***** Given records
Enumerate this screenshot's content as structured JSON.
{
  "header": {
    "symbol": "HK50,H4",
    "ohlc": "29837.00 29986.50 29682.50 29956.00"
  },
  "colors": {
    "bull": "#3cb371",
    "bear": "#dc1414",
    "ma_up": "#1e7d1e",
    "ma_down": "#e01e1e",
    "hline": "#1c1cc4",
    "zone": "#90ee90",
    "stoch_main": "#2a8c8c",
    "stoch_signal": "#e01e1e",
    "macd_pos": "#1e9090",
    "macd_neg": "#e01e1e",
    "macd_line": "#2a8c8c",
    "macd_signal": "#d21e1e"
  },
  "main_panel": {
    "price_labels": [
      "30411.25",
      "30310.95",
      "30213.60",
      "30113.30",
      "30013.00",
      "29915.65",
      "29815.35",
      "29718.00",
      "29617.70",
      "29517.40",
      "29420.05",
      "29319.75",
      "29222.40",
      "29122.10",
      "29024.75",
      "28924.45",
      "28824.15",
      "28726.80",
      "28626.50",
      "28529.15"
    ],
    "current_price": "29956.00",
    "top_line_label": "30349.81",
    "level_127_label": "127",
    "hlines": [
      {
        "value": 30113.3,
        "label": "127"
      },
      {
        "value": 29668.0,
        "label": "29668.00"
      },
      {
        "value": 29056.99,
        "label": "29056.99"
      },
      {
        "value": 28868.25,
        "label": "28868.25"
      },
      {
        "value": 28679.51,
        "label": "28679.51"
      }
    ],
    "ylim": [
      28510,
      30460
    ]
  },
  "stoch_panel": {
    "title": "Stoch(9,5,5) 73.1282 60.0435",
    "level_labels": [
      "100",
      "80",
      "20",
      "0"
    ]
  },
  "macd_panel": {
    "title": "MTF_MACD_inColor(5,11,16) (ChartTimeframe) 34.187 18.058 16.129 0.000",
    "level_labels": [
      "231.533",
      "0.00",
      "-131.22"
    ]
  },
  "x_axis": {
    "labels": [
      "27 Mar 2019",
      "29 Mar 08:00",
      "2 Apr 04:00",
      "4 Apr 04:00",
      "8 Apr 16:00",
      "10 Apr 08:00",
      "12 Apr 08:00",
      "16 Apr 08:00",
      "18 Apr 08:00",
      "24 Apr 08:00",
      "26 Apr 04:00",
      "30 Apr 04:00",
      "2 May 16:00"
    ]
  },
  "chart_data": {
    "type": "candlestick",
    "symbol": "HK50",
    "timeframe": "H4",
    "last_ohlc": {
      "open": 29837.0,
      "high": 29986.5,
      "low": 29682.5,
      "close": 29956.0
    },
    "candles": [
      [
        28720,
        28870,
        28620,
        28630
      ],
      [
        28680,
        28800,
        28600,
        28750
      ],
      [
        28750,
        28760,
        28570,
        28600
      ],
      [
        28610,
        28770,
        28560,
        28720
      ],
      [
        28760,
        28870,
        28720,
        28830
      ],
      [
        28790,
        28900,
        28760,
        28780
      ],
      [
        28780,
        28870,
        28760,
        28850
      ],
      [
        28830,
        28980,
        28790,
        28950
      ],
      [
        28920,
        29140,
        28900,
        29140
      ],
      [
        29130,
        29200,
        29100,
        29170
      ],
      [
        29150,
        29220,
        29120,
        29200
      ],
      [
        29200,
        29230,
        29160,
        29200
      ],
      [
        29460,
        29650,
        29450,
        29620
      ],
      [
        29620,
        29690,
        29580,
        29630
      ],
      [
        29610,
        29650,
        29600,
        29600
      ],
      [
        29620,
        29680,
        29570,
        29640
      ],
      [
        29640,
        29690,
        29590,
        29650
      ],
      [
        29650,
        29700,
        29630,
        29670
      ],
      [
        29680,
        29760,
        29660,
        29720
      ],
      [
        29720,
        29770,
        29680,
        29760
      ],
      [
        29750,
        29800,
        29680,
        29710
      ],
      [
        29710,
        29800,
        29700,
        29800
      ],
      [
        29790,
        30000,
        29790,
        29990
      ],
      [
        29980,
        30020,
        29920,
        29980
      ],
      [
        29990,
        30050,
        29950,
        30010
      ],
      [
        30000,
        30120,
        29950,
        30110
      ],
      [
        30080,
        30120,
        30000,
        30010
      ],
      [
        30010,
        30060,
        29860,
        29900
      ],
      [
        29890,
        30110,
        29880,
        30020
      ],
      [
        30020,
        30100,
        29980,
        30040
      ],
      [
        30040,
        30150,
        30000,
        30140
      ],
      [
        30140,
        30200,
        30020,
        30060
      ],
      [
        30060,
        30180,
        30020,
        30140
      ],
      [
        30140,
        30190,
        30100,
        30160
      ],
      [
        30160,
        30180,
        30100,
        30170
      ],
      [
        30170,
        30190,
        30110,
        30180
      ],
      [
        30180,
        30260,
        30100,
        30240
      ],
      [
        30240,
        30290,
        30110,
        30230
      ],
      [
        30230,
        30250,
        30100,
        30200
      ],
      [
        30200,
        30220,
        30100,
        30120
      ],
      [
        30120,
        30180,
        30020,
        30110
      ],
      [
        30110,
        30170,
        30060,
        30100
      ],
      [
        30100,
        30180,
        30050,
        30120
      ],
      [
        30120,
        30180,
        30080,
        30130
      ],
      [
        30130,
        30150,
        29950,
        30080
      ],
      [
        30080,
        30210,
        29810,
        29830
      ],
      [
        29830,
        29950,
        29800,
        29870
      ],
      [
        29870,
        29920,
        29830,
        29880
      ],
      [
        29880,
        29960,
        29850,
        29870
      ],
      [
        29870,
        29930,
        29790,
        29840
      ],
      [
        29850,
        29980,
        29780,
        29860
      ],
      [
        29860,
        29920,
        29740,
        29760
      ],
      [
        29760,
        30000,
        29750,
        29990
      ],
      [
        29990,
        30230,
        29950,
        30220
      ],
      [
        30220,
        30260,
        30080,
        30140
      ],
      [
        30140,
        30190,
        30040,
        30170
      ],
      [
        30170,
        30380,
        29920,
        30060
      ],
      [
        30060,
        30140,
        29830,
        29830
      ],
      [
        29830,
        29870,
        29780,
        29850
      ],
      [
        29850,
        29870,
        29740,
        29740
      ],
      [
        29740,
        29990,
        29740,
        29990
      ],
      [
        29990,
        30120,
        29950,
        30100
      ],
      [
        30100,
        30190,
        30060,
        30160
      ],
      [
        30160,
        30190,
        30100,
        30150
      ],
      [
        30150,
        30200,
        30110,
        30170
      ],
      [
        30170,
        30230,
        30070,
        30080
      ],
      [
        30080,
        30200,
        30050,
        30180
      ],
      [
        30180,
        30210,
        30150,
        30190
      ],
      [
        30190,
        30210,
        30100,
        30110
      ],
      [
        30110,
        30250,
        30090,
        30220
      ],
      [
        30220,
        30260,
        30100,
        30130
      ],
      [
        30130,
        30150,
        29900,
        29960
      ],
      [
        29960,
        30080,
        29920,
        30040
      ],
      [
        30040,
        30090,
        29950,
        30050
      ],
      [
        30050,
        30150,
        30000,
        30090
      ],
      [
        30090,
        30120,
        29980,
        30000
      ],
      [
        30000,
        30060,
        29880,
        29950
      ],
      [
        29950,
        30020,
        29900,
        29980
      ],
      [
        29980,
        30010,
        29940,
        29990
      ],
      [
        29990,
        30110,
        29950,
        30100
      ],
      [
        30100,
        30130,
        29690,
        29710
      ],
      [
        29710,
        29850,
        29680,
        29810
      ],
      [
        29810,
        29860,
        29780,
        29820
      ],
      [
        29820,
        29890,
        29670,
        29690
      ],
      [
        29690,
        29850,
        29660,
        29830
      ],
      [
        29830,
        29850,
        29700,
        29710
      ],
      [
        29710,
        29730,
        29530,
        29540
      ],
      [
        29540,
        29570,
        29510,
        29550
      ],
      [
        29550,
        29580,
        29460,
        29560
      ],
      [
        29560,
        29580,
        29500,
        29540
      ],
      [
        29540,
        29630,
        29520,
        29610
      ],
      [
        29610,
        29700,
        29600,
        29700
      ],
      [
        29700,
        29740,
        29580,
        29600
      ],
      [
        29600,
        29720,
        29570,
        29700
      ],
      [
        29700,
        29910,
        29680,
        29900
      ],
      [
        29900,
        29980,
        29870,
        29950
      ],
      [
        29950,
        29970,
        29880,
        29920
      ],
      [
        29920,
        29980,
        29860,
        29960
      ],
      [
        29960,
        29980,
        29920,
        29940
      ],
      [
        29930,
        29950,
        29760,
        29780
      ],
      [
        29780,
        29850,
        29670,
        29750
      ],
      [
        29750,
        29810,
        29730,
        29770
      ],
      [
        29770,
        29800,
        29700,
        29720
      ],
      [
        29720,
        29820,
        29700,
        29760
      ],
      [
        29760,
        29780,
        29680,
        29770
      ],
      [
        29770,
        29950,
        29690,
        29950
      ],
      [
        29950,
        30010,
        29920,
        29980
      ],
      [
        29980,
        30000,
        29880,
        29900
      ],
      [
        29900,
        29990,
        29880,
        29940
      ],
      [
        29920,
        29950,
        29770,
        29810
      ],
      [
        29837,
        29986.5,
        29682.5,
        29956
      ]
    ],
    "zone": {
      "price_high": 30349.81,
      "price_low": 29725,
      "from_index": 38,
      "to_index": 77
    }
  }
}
**********
Task requirements — Report how many lines above hold the string "title", giving nothing but the number.

Exercise output — 2